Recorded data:
◇ ◇ ◇ ◇ ◇

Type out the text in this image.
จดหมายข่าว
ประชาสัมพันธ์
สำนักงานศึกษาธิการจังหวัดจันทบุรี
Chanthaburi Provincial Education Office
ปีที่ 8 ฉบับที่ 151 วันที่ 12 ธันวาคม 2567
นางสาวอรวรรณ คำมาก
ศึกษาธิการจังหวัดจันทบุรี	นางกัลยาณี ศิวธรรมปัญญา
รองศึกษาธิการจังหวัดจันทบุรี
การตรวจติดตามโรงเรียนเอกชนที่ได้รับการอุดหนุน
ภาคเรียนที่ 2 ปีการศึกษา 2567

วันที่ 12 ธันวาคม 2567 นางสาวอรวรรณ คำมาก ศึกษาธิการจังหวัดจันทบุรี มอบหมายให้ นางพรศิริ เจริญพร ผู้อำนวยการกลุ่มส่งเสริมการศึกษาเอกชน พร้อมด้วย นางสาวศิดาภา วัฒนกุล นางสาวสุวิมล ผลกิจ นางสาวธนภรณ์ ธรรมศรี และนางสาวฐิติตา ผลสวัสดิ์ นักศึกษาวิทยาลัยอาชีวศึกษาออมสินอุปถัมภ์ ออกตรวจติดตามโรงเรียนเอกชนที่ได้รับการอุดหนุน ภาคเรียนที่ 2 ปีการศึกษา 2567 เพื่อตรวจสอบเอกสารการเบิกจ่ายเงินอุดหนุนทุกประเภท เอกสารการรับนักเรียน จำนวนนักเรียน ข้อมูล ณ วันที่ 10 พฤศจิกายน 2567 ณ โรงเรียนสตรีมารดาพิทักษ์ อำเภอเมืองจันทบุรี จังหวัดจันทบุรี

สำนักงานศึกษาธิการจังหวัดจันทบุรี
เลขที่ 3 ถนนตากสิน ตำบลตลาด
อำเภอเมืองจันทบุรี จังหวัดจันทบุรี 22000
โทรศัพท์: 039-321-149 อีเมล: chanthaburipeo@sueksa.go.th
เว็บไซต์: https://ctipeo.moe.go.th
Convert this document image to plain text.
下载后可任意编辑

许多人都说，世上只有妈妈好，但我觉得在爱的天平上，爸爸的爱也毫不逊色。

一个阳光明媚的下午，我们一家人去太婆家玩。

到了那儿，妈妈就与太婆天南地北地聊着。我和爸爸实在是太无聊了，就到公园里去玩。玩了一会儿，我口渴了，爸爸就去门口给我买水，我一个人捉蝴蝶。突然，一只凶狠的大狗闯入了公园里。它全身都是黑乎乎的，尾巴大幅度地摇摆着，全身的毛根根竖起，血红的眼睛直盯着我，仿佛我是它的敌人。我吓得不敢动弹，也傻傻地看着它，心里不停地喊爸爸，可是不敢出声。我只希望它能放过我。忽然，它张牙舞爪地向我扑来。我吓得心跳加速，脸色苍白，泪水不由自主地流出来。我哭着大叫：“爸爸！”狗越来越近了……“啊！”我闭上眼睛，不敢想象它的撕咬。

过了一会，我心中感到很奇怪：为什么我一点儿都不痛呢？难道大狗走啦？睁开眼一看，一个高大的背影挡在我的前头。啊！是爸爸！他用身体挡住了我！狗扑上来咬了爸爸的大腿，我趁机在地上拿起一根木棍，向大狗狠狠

◇ ◇ ◇ ◇ ◇

▸ Given problem
Pull out the lines above in which the word "บการอ" appears.

▸ Written response
การตรวจติดตามโรงเรียนเอกชนที่ได้รับการอุดหนุน
วันที่ 12 ธันวาคม 2567 นางสาวอรวรรณ คำมาก ศึกษาธิการจังหวัดจันทบุรี มอบหมายให้ นางพรศิริ เจริญพร ผู้อำนวยการกลุ่มส่งเสริมการศึกษาเอกชน พร้อมด้วย นางสาวศิดาภา วัฒนกุล นางสาวสุวิมล ผลกิจ นางสาวธนภรณ์ ธรรมศรี และนางสาวฐิติตา ผลสวัสดิ์ นักศึกษาวิทยาลัยอาชีวศึกษาออมสินอุปถัมภ์ ออกตรวจติดตามโรงเรียนเอกชนที่ได้รับการอุดหนุน ภาคเรียนที่ 2 ปีการศึกษา 2567 เพื่อตรวจสอบเอกสารการเบิกจ่ายเงินอุดหนุนทุกประเภท เอกสารการรับนักเรียน จำนวนนักเรียน ข้อมูล ณ วันที่ 10 พฤศจิกายน 2567 ณ โรงเรียนสตรีมารดาพิทักษ์ อำเภอเมืองจันทบุรี จังหวัดจันทบุรี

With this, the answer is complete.